▼

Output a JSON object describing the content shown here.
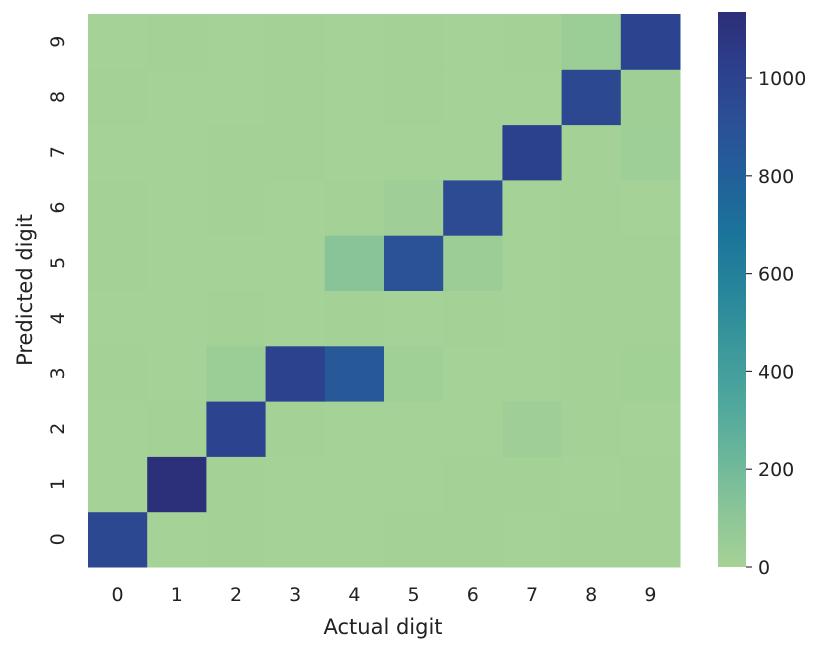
{
  "chart_data": {
    "type": "heatmap",
    "title": "",
    "xlabel": "Actual digit",
    "ylabel": "Predicted digit",
    "x_categories": [
      "0",
      "1",
      "2",
      "3",
      "4",
      "5",
      "6",
      "7",
      "8",
      "9"
    ],
    "y_categories": [
      "0",
      "1",
      "2",
      "3",
      "4",
      "5",
      "6",
      "7",
      "8",
      "9"
    ],
    "y_order": "bottom-to-top",
    "values_note_rows_are_predicted_columns_are_actual": true,
    "values": [
      [
        960,
        0,
        5,
        2,
        1,
        5,
        8,
        2,
        6,
        5
      ],
      [
        0,
        1120,
        3,
        0,
        0,
        1,
        3,
        5,
        2,
        5
      ],
      [
        2,
        4,
        990,
        8,
        1,
        2,
        2,
        25,
        5,
        2
      ],
      [
        3,
        2,
        45,
        1000,
        850,
        20,
        2,
        2,
        10,
        12
      ],
      [
        0,
        0,
        4,
        0,
        5,
        2,
        3,
        1,
        5,
        8
      ],
      [
        4,
        1,
        2,
        2,
        120,
        900,
        40,
        0,
        5,
        4
      ],
      [
        6,
        2,
        4,
        0,
        8,
        25,
        940,
        0,
        3,
        2
      ],
      [
        2,
        1,
        5,
        4,
        1,
        2,
        0,
        1010,
        4,
        30
      ],
      [
        3,
        1,
        0,
        5,
        2,
        3,
        0,
        2,
        960,
        22
      ],
      [
        2,
        3,
        2,
        3,
        2,
        5,
        1,
        5,
        45,
        990
      ]
    ],
    "vmin": 0,
    "vmax": 1135,
    "colormap": "crest",
    "colormap_stops": [
      "#a5d296",
      "#8bc598",
      "#6ab69b",
      "#4ea69c",
      "#3a979b",
      "#26859b",
      "#1a749a",
      "#22609a",
      "#2c5096",
      "#2c3f8c",
      "#2c2e78"
    ],
    "colorbar": {
      "ticks": [
        0,
        200,
        400,
        600,
        800,
        1000
      ],
      "tick_labels": [
        "0",
        "200",
        "400",
        "600",
        "800",
        "1000"
      ]
    },
    "grid": false,
    "legend": "colorbar-right"
  }
}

▲

# What the task asks:
Every line of the data should be copied as it stands, without the images.

# Exercise result:
Output a JSON object describing the content shown here.
{
  "chart_data": {
    "type": "heatmap",
    "title": "",
    "xlabel": "Actual digit",
    "ylabel": "Predicted digit",
    "x_categories": [
      "0",
      "1",
      "2",
      "3",
      "4",
      "5",
      "6",
      "7",
      "8",
      "9"
    ],
    "y_categories": [
      "0",
      "1",
      "2",
      "3",
      "4",
      "5",
      "6",
      "7",
      "8",
      "9"
    ],
    "y_order": "bottom-to-top",
    "values_note_rows_are_predicted_columns_are_actual": true,
    "values": [
      [
        960,
        0,
        5,
        2,
        1,
        5,
        8,
        2,
        6,
        5
      ],
      [
        0,
        1120,
        3,
        0,
        0,
        1,
        3,
        5,
        2,
        5
      ],
      [
        2,
        4,
        990,
        8,
        1,
        2,
        2,
        25,
        5,
        2
      ],
      [
        3,
        2,
        45,
        1000,
        850,
        20,
        2,
        2,
        10,
        12
      ],
      [
        0,
        0,
        4,
        0,
        5,
        2,
        3,
        1,
        5,
        8
      ],
      [
        4,
        1,
        2,
        2,
        120,
        900,
        40,
        0,
        5,
        4
      ],
      [
        6,
        2,
        4,
        0,
        8,
        25,
        940,
        0,
        3,
        2
      ],
      [
        2,
        1,
        5,
        4,
        1,
        2,
        0,
        1010,
        4,
        30
      ],
      [
        3,
        1,
        0,
        5,
        2,
        3,
        0,
        2,
        960,
        22
      ],
      [
        2,
        3,
        2,
        3,
        2,
        5,
        1,
        5,
        45,
        990
      ]
    ],
    "vmin": 0,
    "vmax": 1135,
    "colormap": "crest",
    "colormap_stops": [
      "#a5d296",
      "#8bc598",
      "#6ab69b",
      "#4ea69c",
      "#3a979b",
      "#26859b",
      "#1a749a",
      "#22609a",
      "#2c5096",
      "#2c3f8c",
      "#2c2e78"
    ],
    "colorbar": {
      "ticks": [
        0,
        200,
        400,
        600,
        800,
        1000
      ],
      "tick_labels": [
        "0",
        "200",
        "400",
        "600",
        "800",
        "1000"
      ]
    },
    "grid": false,
    "legend": "colorbar-right"
  }
}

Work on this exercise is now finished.